Copy, from the entries below, each line where the word "growing" can be found.

#### Raw records ####

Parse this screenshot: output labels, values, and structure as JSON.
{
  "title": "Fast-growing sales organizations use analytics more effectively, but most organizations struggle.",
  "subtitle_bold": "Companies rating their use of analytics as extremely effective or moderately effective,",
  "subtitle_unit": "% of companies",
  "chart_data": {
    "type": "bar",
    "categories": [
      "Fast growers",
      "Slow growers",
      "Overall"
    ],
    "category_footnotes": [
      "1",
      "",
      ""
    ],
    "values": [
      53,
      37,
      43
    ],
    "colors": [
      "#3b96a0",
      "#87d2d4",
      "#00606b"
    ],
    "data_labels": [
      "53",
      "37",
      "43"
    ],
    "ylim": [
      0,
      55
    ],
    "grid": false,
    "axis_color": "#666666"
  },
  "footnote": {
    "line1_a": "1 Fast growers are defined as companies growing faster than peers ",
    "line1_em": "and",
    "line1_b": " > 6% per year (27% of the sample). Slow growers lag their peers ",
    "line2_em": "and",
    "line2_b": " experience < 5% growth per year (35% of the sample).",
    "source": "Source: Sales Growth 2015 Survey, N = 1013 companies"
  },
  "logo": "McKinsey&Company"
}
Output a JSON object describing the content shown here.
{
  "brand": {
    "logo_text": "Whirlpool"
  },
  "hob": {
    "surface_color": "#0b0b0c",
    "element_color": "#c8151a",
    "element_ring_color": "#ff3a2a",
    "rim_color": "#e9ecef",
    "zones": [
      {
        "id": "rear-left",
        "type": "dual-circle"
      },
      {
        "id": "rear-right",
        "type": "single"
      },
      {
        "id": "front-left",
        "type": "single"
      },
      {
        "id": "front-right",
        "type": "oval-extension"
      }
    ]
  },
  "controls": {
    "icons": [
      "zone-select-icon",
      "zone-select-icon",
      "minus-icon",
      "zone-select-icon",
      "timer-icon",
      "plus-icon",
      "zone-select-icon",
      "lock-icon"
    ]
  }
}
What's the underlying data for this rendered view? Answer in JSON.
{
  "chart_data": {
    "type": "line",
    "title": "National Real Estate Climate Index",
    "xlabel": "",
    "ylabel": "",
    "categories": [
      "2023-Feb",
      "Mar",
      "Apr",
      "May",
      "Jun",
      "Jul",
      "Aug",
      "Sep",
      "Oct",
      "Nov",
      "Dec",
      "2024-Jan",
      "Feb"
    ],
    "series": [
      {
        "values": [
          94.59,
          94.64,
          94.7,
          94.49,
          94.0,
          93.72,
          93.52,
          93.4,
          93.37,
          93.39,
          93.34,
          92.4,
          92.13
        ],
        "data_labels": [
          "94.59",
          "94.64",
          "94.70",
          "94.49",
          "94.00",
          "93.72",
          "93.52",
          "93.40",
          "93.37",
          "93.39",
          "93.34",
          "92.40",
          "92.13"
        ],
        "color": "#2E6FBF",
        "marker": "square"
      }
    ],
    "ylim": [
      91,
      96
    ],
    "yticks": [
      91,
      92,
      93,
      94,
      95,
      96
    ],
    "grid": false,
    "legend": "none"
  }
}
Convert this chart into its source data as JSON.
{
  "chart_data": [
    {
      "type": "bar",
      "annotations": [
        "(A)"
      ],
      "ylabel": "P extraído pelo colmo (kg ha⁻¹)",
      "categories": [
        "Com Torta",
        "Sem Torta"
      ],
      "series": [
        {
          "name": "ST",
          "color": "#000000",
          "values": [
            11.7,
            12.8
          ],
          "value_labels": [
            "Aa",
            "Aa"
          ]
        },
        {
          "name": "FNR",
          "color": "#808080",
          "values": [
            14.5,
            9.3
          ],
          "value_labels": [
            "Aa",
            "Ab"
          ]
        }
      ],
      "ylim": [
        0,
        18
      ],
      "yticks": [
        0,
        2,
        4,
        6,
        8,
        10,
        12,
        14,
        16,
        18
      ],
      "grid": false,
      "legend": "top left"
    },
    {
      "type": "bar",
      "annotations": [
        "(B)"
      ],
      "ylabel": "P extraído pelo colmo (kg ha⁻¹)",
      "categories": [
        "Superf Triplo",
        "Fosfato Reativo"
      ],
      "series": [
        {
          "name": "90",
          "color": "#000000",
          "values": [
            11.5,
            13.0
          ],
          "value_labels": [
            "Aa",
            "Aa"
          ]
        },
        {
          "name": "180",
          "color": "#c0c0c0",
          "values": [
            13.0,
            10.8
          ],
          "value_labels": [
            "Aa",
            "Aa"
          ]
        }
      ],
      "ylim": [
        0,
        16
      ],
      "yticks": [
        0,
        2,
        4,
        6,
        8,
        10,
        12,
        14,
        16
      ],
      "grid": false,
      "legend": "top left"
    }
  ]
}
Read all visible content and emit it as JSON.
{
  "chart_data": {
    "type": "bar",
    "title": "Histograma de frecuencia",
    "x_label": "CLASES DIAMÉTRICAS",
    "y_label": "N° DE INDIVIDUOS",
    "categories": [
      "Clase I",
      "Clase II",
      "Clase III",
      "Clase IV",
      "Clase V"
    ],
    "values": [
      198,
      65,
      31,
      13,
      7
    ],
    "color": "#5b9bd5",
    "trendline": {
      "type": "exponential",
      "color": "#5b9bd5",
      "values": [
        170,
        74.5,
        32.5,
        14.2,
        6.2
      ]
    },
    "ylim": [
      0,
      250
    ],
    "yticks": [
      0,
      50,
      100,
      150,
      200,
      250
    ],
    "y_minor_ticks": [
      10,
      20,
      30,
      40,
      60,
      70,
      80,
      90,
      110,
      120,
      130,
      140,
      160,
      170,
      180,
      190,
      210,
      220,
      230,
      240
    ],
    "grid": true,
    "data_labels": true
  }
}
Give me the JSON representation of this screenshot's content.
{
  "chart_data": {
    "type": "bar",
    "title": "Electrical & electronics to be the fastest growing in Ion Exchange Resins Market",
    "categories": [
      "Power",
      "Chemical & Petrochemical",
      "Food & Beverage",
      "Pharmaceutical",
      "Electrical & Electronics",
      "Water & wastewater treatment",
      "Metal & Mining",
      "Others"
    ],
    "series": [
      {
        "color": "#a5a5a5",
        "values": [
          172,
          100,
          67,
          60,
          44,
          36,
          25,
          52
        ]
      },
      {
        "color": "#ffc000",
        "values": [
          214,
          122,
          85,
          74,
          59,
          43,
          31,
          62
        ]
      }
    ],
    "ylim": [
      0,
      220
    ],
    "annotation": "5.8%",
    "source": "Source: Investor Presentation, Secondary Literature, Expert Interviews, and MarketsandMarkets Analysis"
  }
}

####

Full answer:
  "title": "Fast-growing sales organizations use analytics more effectively, but most organizations struggle.",
    "line1_a": "1 Fast growers are defined as companies growing faster than peers ",
    "title": "Electrical & electronics to be the fastest growing in Ion Exchange Resins Market",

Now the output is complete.